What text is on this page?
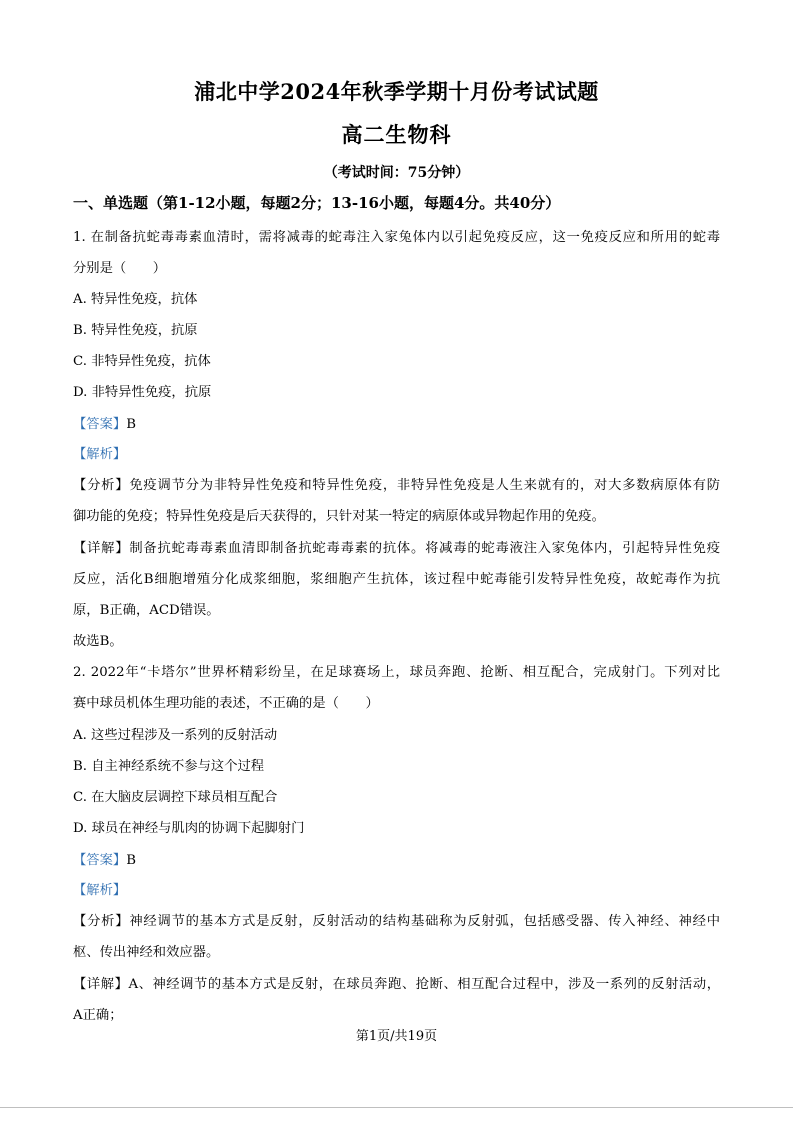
浦北中学2024年秋季学期十月份考试试题
高二生物科
（考试时间：75分钟）
一、单选题（第1-12小题，每题2分；13-16小题，每题4分。共40分）
1. 在制备抗蛇毒毒素血清时，需将减毒的蛇毒注入家兔体内以引起免疫反应，这一免疫反应和所用的蛇毒
分别是（　　）
A. 特异性免疫，抗体
B. 特异性免疫，抗原
C. 非特异性免疫，抗体
D. 非特异性免疫，抗原
【答案】B
【解析】
【分析】免疫调节分为非特异性免疫和特异性免疫，非特异性免疫是人生来就有的，对大多数病原体有防
御功能的免疫；特异性免疫是后天获得的，只针对某一特定的病原体或异物起作用的免疫。
【详解】制备抗蛇毒毒素血清即制备抗蛇毒毒素的抗体。将减毒的蛇毒液注入家兔体内，引起特异性免疫
反应，活化B细胞增殖分化成浆细胞，浆细胞产生抗体，该过程中蛇毒能引发特异性免疫，故蛇毒作为抗
原，B正确，ACD错误。
故选B。
2. 2022年“卡塔尔”世界杯精彩纷呈，在足球赛场上，球员奔跑、抢断、相互配合，完成射门。下列对比
赛中球员机体生理功能的表述，不正确的是（　　）
A. 这些过程涉及一系列的反射活动
B. 自主神经系统不参与这个过程
C. 在大脑皮层调控下球员相互配合
D. 球员在神经与肌肉的协调下起脚射门
【答案】B
【解析】
【分析】神经调节的基本方式是反射，反射活动的结构基础称为反射弧，包括感受器、传入神经、神经中
枢、传出神经和效应器。
【详解】A、神经调节的基本方式是反射，在球员奔跑、抢断、相互配合过程中，涉及一系列的反射活动，
A正确；
第1页/共19页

________________________

* _Exercise details_
Extract, from the material above, each line holding the word "神经调节的基本方式是反射".

* _Solution for this exercise_
【分析】神经调节的基本方式是反射，反射活动的结构基础称为反射弧，包括感受器、传入神经、神经中
【详解】A、神经调节的基本方式是反射，在球员奔跑、抢断、相互配合过程中，涉及一系列的反射活动，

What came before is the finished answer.